____ GIVEN INFORMATION

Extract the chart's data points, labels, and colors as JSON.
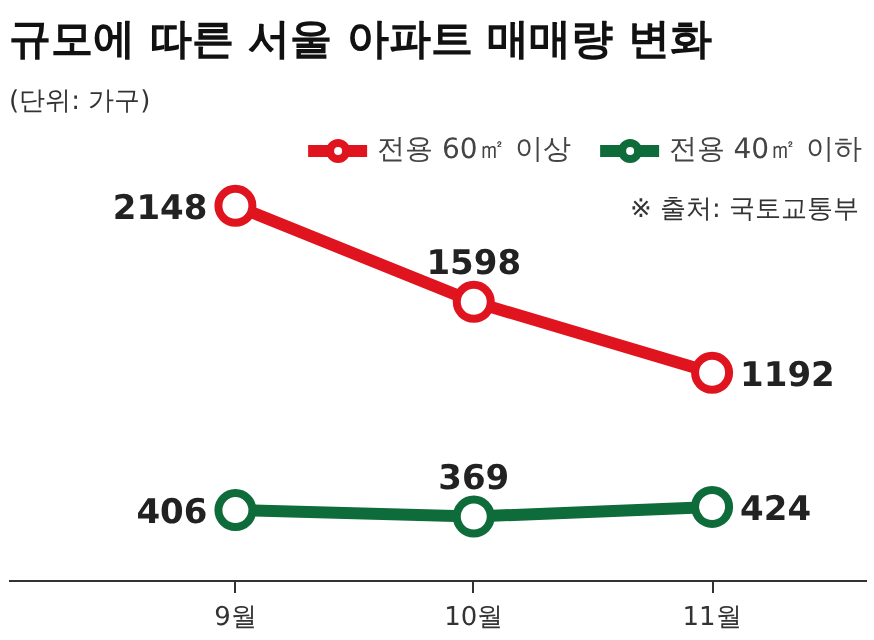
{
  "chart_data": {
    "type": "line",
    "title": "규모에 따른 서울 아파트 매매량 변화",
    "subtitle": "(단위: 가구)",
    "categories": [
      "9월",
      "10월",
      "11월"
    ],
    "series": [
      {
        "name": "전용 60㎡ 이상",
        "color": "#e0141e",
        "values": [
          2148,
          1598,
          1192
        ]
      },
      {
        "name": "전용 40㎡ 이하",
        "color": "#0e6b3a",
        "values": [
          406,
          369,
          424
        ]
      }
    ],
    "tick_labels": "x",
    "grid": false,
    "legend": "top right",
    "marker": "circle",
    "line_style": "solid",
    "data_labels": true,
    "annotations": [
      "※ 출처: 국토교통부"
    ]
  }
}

________

TASK DESCRIPTION:
Copy out the listing exactly as it stands, but not the pictures.

THE ANSWER:
Extract the chart's data points, labels, and colors as JSON.
{
  "chart_data": {
    "type": "line",
    "title": "규모에 따른 서울 아파트 매매량 변화",
    "subtitle": "(단위: 가구)",
    "categories": [
      "9월",
      "10월",
      "11월"
    ],
    "series": [
      {
        "name": "전용 60㎡ 이상",
        "color": "#e0141e",
        "values": [
          2148,
          1598,
          1192
        ]
      },
      {
        "name": "전용 40㎡ 이하",
        "color": "#0e6b3a",
        "values": [
          406,
          369,
          424
        ]
      }
    ],
    "tick_labels": "x",
    "grid": false,
    "legend": "top right",
    "marker": "circle",
    "line_style": "solid",
    "data_labels": true,
    "annotations": [
      "※ 출처: 국토교통부"
    ]
  }
}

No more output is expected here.